REQUEST
Retype everything in the listing, leaving each line exactly as it is.

─── INPUT RECORDS

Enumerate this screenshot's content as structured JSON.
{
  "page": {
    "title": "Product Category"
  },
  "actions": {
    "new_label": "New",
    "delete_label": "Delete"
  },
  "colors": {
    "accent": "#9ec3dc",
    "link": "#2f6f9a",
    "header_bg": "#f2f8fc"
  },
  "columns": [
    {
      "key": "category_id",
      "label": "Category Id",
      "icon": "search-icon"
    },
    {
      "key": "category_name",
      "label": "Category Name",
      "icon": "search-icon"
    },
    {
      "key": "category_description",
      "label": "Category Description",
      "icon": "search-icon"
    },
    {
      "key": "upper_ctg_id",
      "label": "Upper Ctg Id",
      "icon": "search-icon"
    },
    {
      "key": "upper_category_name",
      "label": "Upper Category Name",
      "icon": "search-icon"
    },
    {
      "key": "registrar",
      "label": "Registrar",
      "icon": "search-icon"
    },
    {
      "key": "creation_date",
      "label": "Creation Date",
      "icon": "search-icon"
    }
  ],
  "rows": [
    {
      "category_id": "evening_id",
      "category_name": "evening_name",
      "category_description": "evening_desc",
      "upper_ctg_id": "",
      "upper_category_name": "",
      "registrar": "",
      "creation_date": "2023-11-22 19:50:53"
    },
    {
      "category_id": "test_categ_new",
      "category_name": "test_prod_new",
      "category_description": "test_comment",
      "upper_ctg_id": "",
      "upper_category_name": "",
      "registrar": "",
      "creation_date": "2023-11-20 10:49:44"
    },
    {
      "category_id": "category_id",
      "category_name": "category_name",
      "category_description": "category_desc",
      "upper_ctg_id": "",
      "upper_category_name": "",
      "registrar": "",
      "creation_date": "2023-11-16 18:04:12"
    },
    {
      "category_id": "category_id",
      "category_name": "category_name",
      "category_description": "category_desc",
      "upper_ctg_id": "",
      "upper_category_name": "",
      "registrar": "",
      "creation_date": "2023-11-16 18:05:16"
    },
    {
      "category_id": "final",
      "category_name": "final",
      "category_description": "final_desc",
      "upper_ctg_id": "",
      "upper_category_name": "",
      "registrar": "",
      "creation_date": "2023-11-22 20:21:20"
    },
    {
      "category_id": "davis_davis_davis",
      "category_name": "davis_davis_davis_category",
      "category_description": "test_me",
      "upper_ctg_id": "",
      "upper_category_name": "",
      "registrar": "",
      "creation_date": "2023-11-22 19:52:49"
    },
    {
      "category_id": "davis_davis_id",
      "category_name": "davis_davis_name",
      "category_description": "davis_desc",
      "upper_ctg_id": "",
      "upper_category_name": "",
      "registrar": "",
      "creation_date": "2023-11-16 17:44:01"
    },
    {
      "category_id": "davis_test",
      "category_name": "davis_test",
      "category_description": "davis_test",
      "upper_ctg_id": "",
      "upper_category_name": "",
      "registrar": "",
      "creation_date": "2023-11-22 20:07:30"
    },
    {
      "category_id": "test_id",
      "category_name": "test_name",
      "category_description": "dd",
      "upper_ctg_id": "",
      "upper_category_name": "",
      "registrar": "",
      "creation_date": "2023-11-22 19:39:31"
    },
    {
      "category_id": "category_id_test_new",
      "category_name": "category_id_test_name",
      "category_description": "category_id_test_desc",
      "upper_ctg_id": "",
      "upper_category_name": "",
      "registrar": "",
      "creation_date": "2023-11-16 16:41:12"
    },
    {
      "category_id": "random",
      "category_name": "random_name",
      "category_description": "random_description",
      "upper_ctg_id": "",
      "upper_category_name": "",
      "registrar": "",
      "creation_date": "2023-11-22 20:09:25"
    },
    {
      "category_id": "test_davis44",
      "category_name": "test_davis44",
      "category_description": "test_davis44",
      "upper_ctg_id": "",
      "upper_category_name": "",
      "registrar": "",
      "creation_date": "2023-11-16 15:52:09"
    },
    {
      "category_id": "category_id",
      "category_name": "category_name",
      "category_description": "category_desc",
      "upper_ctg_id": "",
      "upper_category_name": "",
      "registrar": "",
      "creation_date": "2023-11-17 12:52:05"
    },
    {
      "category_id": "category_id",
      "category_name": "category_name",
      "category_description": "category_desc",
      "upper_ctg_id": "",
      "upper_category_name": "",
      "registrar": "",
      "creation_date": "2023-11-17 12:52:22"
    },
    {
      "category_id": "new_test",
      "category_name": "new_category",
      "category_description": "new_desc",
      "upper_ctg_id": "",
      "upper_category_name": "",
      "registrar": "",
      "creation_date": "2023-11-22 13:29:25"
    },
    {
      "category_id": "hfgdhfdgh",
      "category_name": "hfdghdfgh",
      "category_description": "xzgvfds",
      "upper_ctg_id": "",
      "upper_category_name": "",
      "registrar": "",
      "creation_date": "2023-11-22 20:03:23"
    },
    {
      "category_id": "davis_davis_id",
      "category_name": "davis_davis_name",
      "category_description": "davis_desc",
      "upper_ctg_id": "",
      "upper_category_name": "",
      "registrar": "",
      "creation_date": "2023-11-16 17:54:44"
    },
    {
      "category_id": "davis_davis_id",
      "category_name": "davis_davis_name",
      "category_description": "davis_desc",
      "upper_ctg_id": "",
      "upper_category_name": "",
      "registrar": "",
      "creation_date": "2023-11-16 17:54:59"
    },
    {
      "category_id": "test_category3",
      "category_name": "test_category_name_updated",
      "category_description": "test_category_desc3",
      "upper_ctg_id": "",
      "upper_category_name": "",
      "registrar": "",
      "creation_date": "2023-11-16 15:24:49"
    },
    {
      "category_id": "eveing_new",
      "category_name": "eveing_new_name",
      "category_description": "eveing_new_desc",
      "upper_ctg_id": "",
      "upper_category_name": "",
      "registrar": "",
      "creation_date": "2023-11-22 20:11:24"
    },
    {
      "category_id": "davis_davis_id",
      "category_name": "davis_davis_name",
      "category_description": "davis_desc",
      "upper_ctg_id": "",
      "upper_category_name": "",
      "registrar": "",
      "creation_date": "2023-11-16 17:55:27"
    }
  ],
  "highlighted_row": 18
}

──────

SOLUTION TO THE EXERCISE
Enumerate this screenshot's content as structured JSON.
{
  "page": {
    "title": "Product Category"
  },
  "actions": {
    "new_label": "New",
    "delete_label": "Delete"
  },
  "colors": {
    "accent": "#9ec3dc",
    "link": "#2f6f9a",
    "header_bg": "#f2f8fc"
  },
  "columns": [
    {
      "key": "category_id",
      "label": "Category Id",
      "icon": "search-icon"
    },
    {
      "key": "category_name",
      "label": "Category Name",
      "icon": "search-icon"
    },
    {
      "key": "category_description",
      "label": "Category Description",
      "icon": "search-icon"
    },
    {
      "key": "upper_ctg_id",
      "label": "Upper Ctg Id",
      "icon": "search-icon"
    },
    {
      "key": "upper_category_name",
      "label": "Upper Category Name",
      "icon": "search-icon"
    },
    {
      "key": "registrar",
      "label": "Registrar",
      "icon": "search-icon"
    },
    {
      "key": "creation_date",
      "label": "Creation Date",
      "icon": "search-icon"
    }
  ],
  "rows": [
    {
      "category_id": "evening_id",
      "category_name": "evening_name",
      "category_description": "evening_desc",
      "upper_ctg_id": "",
      "upper_category_name": "",
      "registrar": "",
      "creation_date": "2023-11-22 19:50:53"
    },
    {
      "category_id": "test_categ_new",
      "category_name": "test_prod_new",
      "category_description": "test_comment",
      "upper_ctg_id": "",
      "upper_category_name": "",
      "registrar": "",
      "creation_date": "2023-11-20 10:49:44"
    },
    {
      "category_id": "category_id",
      "category_name": "category_name",
      "category_description": "category_desc",
      "upper_ctg_id": "",
      "upper_category_name": "",
      "registrar": "",
      "creation_date": "2023-11-16 18:04:12"
    },
    {
      "category_id": "category_id",
      "category_name": "category_name",
      "category_description": "category_desc",
      "upper_ctg_id": "",
      "upper_category_name": "",
      "registrar": "",
      "creation_date": "2023-11-16 18:05:16"
    },
    {
      "category_id": "final",
      "category_name": "final",
      "category_description": "final_desc",
      "upper_ctg_id": "",
      "upper_category_name": "",
      "registrar": "",
      "creation_date": "2023-11-22 20:21:20"
    },
    {
      "category_id": "davis_davis_davis",
      "category_name": "davis_davis_davis_category",
      "category_description": "test_me",
      "upper_ctg_id": "",
      "upper_category_name": "",
      "registrar": "",
      "creation_date": "2023-11-22 19:52:49"
    },
    {
      "category_id": "davis_davis_id",
      "category_name": "davis_davis_name",
      "category_description": "davis_desc",
      "upper_ctg_id": "",
      "upper_category_name": "",
      "registrar": "",
      "creation_date": "2023-11-16 17:44:01"
    },
    {
      "category_id": "davis_test",
      "category_name": "davis_test",
      "category_description": "davis_test",
      "upper_ctg_id": "",
      "upper_category_name": "",
      "registrar": "",
      "creation_date": "2023-11-22 20:07:30"
    },
    {
      "category_id": "test_id",
      "category_name": "test_name",
      "category_description": "dd",
      "upper_ctg_id": "",
      "upper_category_name": "",
      "registrar": "",
      "creation_date": "2023-11-22 19:39:31"
    },
    {
      "category_id": "category_id_test_new",
      "category_name": "category_id_test_name",
      "category_description": "category_id_test_desc",
      "upper_ctg_id": "",
      "upper_category_name": "",
      "registrar": "",
      "creation_date": "2023-11-16 16:41:12"
    },
    {
      "category_id": "random",
      "category_name": "random_name",
      "category_description": "random_description",
      "upper_ctg_id": "",
      "upper_category_name": "",
      "registrar": "",
      "creation_date": "2023-11-22 20:09:25"
    },
    {
      "category_id": "test_davis44",
      "category_name": "test_davis44",
      "category_description": "test_davis44",
      "upper_ctg_id": "",
      "upper_category_name": "",
      "registrar": "",
      "creation_date": "2023-11-16 15:52:09"
    },
    {
      "category_id": "category_id",
      "category_name": "category_name",
      "category_description": "category_desc",
      "upper_ctg_id": "",
      "upper_category_name": "",
      "registrar": "",
      "creation_date": "2023-11-17 12:52:05"
    },
    {
      "category_id": "category_id",
      "category_name": "category_name",
      "category_description": "category_desc",
      "upper_ctg_id": "",
      "upper_category_name": "",
      "registrar": "",
      "creation_date": "2023-11-17 12:52:22"
    },
    {
      "category_id": "new_test",
      "category_name": "new_category",
      "category_description": "new_desc",
      "upper_ctg_id": "",
      "upper_category_name": "",
      "registrar": "",
      "creation_date": "2023-11-22 13:29:25"
    },
    {
      "category_id": "hfgdhfdgh",
      "category_name": "hfdghdfgh",
      "category_description": "xzgvfds",
      "upper_ctg_id": "",
      "upper_category_name": "",
      "registrar": "",
      "creation_date": "2023-11-22 20:03:23"
    },
    {
      "category_id": "davis_davis_id",
      "category_name": "davis_davis_name",
      "category_description": "davis_desc",
      "upper_ctg_id": "",
      "upper_category_name": "",
      "registrar": "",
      "creation_date": "2023-11-16 17:54:44"
    },
    {
      "category_id": "davis_davis_id",
      "category_name": "davis_davis_name",
      "category_description": "davis_desc",
      "upper_ctg_id": "",
      "upper_category_name": "",
      "registrar": "",
      "creation_date": "2023-11-16 17:54:59"
    },
    {
      "category_id": "test_category3",
      "category_name": "test_category_name_updated",
      "category_description": "test_category_desc3",
      "upper_ctg_id": "",
      "upper_category_name": "",
      "registrar": "",
      "creation_date": "2023-11-16 15:24:49"
    },
    {
      "category_id": "eveing_new",
      "category_name": "eveing_new_name",
      "category_description": "eveing_new_desc",
      "upper_ctg_id": "",
      "upper_category_name": "",
      "registrar": "",
      "creation_date": "2023-11-22 20:11:24"
    },
    {
      "category_id": "davis_davis_id",
      "category_name": "davis_davis_name",
      "category_description": "davis_desc",
      "upper_ctg_id": "",
      "upper_category_name": "",
      "registrar": "",
      "creation_date": "2023-11-16 17:55:27"
    }
  ],
  "highlighted_row": 18
}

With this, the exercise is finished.